→ TEXT SHOWN
Thursday, February 17, 2011

Volterra

The guidebooks say to visit the Tuscan hill town Volterra in winter if possible to see colors of “Pleistocene era” clay coming through. It is a barren landscape, stark, with the umbers and ochres coming through the winter grass. I particularly liked the huge red sculptured circle that looks like a Star Trek portal right before you arrive in Volterra. The art history teacher in Florence spoke about sfumato, one of the modes of Renaissance painting where the landscape “evaporates like smoke.”  Certainly, in the fog Monday the landscape evaporated like smoke.  Volterra was one of 12 cities of Etruria Propria and one of the most prominent. (The word Tuscany is derived from “Etruria”).  It was subdued by Florence in 1361 and again in 1472 by Lorenzo the Magnificent. Currently, some parts of the Twilight series' movies have been filmed there and apparently the kids show up in the town square dressed up in red capes!

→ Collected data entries
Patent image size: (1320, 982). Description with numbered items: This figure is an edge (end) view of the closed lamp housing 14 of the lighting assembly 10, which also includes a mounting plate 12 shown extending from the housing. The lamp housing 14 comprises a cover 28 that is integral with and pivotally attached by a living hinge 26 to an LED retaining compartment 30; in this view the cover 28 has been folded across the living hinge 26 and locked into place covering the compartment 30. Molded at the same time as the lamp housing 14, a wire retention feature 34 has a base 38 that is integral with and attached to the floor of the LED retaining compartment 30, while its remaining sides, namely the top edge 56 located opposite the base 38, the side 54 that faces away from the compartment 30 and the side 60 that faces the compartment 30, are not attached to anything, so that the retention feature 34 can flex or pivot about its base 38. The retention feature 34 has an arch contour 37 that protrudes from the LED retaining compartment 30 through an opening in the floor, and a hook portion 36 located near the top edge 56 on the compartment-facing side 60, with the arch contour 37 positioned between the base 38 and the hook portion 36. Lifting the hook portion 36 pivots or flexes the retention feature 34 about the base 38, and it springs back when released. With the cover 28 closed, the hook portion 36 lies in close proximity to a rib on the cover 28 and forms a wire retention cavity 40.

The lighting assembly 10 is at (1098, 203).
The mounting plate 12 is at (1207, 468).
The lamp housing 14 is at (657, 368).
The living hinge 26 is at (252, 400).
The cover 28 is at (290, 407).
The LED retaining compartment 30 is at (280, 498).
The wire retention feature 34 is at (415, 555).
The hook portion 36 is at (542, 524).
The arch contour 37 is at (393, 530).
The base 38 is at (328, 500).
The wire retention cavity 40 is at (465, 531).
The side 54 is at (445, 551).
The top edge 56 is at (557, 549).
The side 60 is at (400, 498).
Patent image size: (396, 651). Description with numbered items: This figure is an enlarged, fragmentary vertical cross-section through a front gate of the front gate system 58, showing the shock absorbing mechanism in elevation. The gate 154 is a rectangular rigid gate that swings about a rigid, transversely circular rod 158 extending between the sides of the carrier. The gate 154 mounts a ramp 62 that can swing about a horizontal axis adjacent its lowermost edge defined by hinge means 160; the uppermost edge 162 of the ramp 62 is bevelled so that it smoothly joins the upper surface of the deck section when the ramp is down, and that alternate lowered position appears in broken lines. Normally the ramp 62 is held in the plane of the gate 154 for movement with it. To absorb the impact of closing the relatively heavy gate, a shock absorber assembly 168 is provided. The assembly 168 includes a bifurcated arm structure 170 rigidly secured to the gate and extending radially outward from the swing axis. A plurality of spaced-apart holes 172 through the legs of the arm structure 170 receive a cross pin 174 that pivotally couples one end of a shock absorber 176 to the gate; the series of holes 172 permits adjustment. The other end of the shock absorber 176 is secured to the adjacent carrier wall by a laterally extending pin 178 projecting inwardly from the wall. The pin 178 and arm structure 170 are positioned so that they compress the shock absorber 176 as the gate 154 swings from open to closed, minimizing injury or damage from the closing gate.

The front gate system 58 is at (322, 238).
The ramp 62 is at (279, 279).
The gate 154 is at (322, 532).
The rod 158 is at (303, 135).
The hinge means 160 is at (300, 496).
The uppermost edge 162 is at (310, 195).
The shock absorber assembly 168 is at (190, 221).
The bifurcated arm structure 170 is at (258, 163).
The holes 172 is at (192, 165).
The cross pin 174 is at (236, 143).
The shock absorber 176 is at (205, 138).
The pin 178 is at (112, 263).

→ AIM
According to the Volterra post, who subdued Volterra in 1472? This data was taken from a different source than the Volterra post.

→ RESULT
Lorenzo the Magnificent